● **Requirements**: Repeat, exactly and completely, the material that follows. Omit the pictures.

Data listing
>> Start

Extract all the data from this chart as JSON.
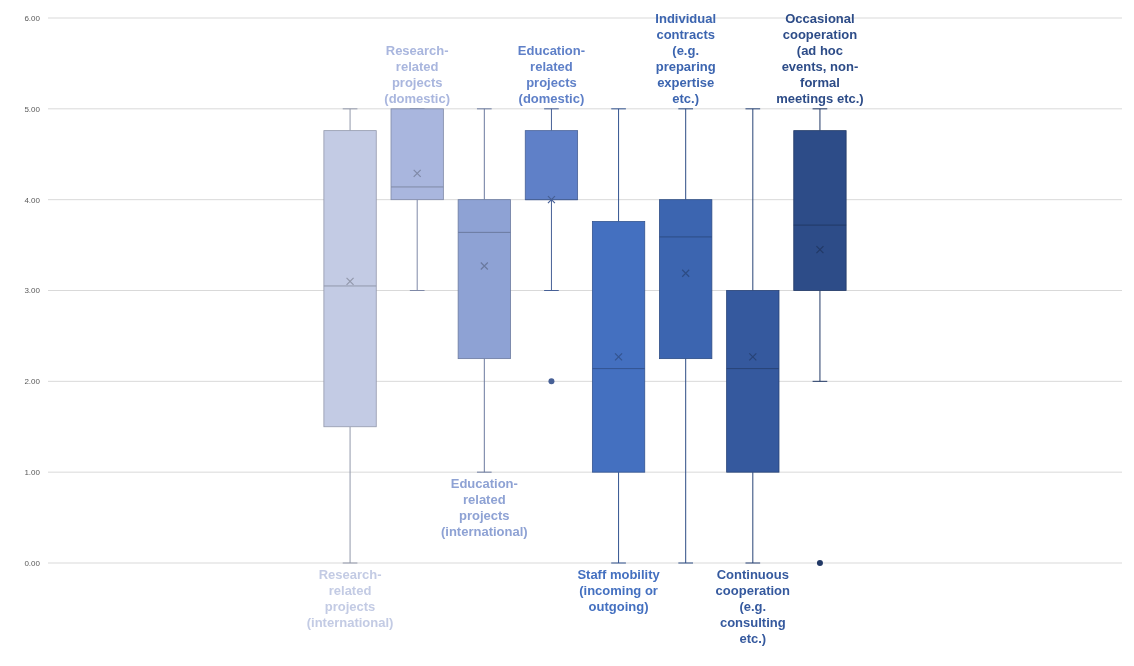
{
  "chart_data": {
    "type": "box",
    "ylim": [
      0,
      6
    ],
    "yticks": [
      {
        "value": 0,
        "label": "0.00"
      },
      {
        "value": 1,
        "label": "1.00"
      },
      {
        "value": 2,
        "label": "2.00"
      },
      {
        "value": 3,
        "label": "3.00"
      },
      {
        "value": 4,
        "label": "4.00"
      },
      {
        "value": 5,
        "label": "5.00"
      },
      {
        "value": 6,
        "label": "6.00"
      }
    ],
    "grid": "y",
    "legend": false,
    "marker": "cross",
    "series": [
      {
        "name": "Research-related projects (international)",
        "color": "#c3cbe4",
        "boxes": [
          {
            "low": 0,
            "q1": 1.5,
            "median": 3.05,
            "q3": 4.76,
            "high": 5,
            "mean": 3.1
          }
        ]
      },
      {
        "name": "Research-related projects (domestic)",
        "color": "#a9b6de",
        "boxes": [
          {
            "low": 3,
            "q1": 4,
            "median": 4.14,
            "q3": 5,
            "high": 5,
            "mean": 4.29
          }
        ]
      },
      {
        "name": "Education-related projects (international)",
        "color": "#8ea2d4",
        "boxes": [
          {
            "low": 1,
            "q1": 2.25,
            "median": 3.64,
            "q3": 4,
            "high": 5,
            "mean": 3.27
          }
        ]
      },
      {
        "name": "Education-related projects (domestic)",
        "color": "#5f80c8",
        "boxes": [
          {
            "low": 3,
            "q1": 4,
            "median": 4,
            "q3": 4.76,
            "high": 5,
            "mean": 4,
            "outliers": [
              2
            ]
          }
        ]
      },
      {
        "name": "Staff mobility (incoming or outgoing)",
        "color": "#4470c0",
        "boxes": [
          {
            "low": 0,
            "q1": 1,
            "median": 2.14,
            "q3": 3.76,
            "high": 5,
            "mean": 2.27
          }
        ]
      },
      {
        "name": "Individual contracts (e.g. preparing expertise etc.)",
        "color": "#3c65b0",
        "boxes": [
          {
            "low": 0,
            "q1": 2.25,
            "median": 3.59,
            "q3": 4,
            "high": 5,
            "mean": 3.19
          }
        ]
      },
      {
        "name": "Continuous cooperation (e.g. consulting etc.)",
        "color": "#35599e",
        "boxes": [
          {
            "low": 0,
            "q1": 1,
            "median": 2.14,
            "q3": 3,
            "high": 5,
            "mean": 2.27
          }
        ]
      },
      {
        "name": "Occasional cooperation (ad hoc events, non-formal meetings etc.)",
        "color": "#2d4c88",
        "boxes": [
          {
            "low": 2,
            "q1": 3,
            "median": 3.72,
            "q3": 4.76,
            "high": 5,
            "mean": 3.45,
            "outliers": [
              0
            ]
          }
        ]
      }
    ]
  }
}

>> End

● **Problem solution**:
Extract all the data from this chart as JSON.
{
  "chart_data": {
    "type": "box",
    "ylim": [
      0,
      6
    ],
    "yticks": [
      {
        "value": 0,
        "label": "0.00"
      },
      {
        "value": 1,
        "label": "1.00"
      },
      {
        "value": 2,
        "label": "2.00"
      },
      {
        "value": 3,
        "label": "3.00"
      },
      {
        "value": 4,
        "label": "4.00"
      },
      {
        "value": 5,
        "label": "5.00"
      },
      {
        "value": 6,
        "label": "6.00"
      }
    ],
    "grid": "y",
    "legend": false,
    "marker": "cross",
    "series": [
      {
        "name": "Research-related projects (international)",
        "color": "#c3cbe4",
        "boxes": [
          {
            "low": 0,
            "q1": 1.5,
            "median": 3.05,
            "q3": 4.76,
            "high": 5,
            "mean": 3.1
          }
        ]
      },
      {
        "name": "Research-related projects (domestic)",
        "color": "#a9b6de",
        "boxes": [
          {
            "low": 3,
            "q1": 4,
            "median": 4.14,
            "q3": 5,
            "high": 5,
            "mean": 4.29
          }
        ]
      },
      {
        "name": "Education-related projects (international)",
        "color": "#8ea2d4",
        "boxes": [
          {
            "low": 1,
            "q1": 2.25,
            "median": 3.64,
            "q3": 4,
            "high": 5,
            "mean": 3.27
          }
        ]
      },
      {
        "name": "Education-related projects (domestic)",
        "color": "#5f80c8",
        "boxes": [
          {
            "low": 3,
            "q1": 4,
            "median": 4,
            "q3": 4.76,
            "high": 5,
            "mean": 4,
            "outliers": [
              2
            ]
          }
        ]
      },
      {
        "name": "Staff mobility (incoming or outgoing)",
        "color": "#4470c0",
        "boxes": [
          {
            "low": 0,
            "q1": 1,
            "median": 2.14,
            "q3": 3.76,
            "high": 5,
            "mean": 2.27
          }
        ]
      },
      {
        "name": "Individual contracts (e.g. preparing expertise etc.)",
        "color": "#3c65b0",
        "boxes": [
          {
            "low": 0,
            "q1": 2.25,
            "median": 3.59,
            "q3": 4,
            "high": 5,
            "mean": 3.19
          }
        ]
      },
      {
        "name": "Continuous cooperation (e.g. consulting etc.)",
        "color": "#35599e",
        "boxes": [
          {
            "low": 0,
            "q1": 1,
            "median": 2.14,
            "q3": 3,
            "high": 5,
            "mean": 2.27
          }
        ]
      },
      {
        "name": "Occasional cooperation (ad hoc events, non-formal meetings etc.)",
        "color": "#2d4c88",
        "boxes": [
          {
            "low": 2,
            "q1": 3,
            "median": 3.72,
            "q3": 4.76,
            "high": 5,
            "mean": 3.45,
            "outliers": [
              0
            ]
          }
        ]
      }
    ]
  }
}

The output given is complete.